**TASK MATERIAL:**
>>>

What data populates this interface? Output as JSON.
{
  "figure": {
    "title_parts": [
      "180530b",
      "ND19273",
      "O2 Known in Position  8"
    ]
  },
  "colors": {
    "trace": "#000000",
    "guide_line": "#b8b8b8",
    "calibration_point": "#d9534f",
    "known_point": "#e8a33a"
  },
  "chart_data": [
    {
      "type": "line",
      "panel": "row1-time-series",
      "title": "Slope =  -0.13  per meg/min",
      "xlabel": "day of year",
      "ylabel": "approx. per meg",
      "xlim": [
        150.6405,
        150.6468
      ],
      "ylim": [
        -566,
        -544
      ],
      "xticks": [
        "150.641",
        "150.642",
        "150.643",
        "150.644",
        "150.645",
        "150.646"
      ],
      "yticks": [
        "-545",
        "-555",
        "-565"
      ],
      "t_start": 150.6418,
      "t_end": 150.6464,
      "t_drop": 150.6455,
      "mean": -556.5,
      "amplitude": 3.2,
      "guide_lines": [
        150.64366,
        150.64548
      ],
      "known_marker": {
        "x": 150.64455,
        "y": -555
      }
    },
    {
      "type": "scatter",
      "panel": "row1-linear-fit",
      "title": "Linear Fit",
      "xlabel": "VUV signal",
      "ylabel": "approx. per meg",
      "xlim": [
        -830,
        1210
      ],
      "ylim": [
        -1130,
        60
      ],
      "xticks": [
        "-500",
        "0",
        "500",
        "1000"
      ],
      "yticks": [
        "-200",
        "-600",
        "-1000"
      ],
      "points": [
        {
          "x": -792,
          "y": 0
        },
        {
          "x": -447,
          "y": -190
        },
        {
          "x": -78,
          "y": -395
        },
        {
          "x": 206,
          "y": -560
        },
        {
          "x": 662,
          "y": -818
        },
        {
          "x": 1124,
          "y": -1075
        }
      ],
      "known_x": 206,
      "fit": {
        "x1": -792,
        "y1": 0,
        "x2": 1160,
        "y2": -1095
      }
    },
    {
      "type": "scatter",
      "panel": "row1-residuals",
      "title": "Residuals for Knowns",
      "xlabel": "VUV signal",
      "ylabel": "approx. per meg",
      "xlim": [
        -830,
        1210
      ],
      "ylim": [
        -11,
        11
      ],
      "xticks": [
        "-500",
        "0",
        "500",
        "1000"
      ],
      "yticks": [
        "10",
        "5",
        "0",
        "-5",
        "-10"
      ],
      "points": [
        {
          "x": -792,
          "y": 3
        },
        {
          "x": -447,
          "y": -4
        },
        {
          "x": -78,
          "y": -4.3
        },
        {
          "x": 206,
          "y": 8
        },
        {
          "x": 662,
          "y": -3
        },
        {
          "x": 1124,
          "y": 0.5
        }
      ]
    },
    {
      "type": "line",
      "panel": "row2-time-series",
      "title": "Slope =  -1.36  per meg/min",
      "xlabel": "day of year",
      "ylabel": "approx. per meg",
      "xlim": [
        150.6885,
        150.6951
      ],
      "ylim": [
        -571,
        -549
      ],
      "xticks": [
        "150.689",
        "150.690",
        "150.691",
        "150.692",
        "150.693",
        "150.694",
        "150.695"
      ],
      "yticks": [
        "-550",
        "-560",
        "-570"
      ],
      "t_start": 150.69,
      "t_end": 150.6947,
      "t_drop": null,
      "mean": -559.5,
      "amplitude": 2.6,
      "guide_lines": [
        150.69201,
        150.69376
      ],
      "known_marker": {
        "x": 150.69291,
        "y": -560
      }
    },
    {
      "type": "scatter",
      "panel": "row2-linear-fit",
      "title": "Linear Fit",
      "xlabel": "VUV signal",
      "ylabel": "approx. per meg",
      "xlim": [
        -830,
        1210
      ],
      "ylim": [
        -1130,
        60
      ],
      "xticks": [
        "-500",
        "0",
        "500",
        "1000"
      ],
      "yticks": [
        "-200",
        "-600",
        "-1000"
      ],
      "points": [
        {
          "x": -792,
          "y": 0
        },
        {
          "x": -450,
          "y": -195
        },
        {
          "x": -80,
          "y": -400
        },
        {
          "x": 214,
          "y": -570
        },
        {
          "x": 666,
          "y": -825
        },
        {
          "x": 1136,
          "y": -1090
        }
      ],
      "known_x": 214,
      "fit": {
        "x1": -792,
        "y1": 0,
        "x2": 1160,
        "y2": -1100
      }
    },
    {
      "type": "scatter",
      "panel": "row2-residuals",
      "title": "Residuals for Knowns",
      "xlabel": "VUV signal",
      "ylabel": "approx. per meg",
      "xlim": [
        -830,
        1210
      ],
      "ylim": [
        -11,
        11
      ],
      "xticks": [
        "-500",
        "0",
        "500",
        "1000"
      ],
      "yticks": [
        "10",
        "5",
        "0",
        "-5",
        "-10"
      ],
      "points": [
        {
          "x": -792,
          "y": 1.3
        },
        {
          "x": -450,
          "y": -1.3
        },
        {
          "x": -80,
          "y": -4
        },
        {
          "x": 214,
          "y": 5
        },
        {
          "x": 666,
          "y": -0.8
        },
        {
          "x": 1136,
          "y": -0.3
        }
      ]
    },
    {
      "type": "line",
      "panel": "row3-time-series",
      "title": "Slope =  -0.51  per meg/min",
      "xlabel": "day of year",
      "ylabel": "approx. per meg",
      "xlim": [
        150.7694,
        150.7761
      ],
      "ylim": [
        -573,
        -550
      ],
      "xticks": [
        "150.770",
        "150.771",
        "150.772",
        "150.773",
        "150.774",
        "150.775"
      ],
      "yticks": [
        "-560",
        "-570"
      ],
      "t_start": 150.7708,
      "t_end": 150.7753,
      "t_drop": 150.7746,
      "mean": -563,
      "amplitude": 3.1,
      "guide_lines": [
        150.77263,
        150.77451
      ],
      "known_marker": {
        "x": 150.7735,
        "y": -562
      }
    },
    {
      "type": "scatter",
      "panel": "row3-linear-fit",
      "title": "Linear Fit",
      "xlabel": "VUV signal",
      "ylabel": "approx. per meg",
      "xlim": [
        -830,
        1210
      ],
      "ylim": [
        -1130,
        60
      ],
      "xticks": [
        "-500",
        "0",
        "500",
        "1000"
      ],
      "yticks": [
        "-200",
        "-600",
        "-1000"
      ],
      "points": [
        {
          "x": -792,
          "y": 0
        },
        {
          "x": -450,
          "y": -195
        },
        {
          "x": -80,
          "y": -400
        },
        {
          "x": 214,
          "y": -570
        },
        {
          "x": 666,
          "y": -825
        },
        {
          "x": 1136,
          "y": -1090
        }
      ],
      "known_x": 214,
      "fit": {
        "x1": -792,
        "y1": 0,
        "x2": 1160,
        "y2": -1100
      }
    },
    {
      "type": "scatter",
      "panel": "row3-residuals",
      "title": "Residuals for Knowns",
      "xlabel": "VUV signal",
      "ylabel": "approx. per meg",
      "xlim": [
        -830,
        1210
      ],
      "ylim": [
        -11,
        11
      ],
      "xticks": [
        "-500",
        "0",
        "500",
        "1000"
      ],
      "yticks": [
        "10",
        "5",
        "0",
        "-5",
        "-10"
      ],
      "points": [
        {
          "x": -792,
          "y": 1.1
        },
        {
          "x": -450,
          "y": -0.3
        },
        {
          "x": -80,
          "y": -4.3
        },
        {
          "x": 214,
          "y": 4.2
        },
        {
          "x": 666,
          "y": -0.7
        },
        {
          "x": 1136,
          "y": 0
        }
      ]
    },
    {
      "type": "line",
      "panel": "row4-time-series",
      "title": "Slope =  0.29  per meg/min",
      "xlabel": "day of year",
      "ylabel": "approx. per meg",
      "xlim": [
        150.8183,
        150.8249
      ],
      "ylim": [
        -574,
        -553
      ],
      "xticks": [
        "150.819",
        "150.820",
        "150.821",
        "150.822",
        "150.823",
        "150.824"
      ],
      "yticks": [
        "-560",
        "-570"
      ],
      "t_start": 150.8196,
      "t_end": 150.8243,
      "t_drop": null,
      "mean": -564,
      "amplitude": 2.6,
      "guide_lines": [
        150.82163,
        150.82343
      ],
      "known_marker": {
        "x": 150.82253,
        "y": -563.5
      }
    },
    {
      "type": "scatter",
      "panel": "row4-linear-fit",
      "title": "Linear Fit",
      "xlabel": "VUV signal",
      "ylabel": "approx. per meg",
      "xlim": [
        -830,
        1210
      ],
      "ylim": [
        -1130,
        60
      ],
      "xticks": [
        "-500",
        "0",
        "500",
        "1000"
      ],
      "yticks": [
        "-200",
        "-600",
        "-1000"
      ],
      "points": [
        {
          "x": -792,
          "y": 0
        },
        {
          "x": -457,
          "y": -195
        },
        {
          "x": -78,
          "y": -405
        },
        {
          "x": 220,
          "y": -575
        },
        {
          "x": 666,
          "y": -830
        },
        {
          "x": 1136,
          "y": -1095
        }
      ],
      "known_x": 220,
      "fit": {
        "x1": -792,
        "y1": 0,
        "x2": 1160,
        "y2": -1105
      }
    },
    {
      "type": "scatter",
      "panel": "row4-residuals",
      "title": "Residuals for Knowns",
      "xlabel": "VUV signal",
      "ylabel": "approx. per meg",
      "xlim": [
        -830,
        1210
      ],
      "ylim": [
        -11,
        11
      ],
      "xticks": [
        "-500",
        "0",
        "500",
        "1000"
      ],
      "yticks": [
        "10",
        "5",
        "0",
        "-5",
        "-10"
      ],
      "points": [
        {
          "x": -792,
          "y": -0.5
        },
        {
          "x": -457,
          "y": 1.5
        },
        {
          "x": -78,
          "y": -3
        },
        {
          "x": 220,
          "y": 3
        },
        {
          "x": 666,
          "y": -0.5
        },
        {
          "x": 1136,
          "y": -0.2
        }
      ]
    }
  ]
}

<<<
>>>

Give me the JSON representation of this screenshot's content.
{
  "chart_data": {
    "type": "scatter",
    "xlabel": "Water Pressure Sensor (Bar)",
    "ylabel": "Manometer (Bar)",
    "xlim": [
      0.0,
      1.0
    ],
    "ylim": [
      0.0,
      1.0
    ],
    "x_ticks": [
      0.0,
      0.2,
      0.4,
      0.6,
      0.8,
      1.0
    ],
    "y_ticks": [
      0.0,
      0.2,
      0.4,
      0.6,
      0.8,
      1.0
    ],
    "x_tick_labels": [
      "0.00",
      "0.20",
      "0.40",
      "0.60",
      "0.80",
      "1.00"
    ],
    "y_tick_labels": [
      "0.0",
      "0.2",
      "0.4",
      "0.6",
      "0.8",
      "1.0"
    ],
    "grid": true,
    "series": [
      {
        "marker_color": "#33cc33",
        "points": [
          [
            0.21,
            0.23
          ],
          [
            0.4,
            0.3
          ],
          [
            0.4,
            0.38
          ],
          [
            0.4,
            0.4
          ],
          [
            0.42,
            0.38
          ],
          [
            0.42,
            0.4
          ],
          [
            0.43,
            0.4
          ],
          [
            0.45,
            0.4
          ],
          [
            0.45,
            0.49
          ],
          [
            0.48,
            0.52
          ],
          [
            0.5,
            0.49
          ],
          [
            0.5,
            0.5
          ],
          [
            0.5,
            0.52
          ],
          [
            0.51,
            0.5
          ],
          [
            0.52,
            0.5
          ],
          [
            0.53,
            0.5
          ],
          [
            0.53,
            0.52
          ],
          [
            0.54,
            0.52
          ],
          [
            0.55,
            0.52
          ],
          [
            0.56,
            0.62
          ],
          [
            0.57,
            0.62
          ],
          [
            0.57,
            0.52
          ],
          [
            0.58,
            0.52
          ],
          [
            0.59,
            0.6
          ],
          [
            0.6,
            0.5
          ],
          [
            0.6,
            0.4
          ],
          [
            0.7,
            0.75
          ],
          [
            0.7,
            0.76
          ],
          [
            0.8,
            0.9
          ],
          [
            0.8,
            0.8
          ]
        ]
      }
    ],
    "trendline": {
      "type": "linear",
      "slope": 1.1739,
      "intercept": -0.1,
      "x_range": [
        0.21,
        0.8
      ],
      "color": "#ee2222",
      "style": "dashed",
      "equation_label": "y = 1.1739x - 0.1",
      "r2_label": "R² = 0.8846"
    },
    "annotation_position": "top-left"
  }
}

<<<

Going over the lines above, work out how many include "panel", then give only that number.

**FINISHED TASK:** 12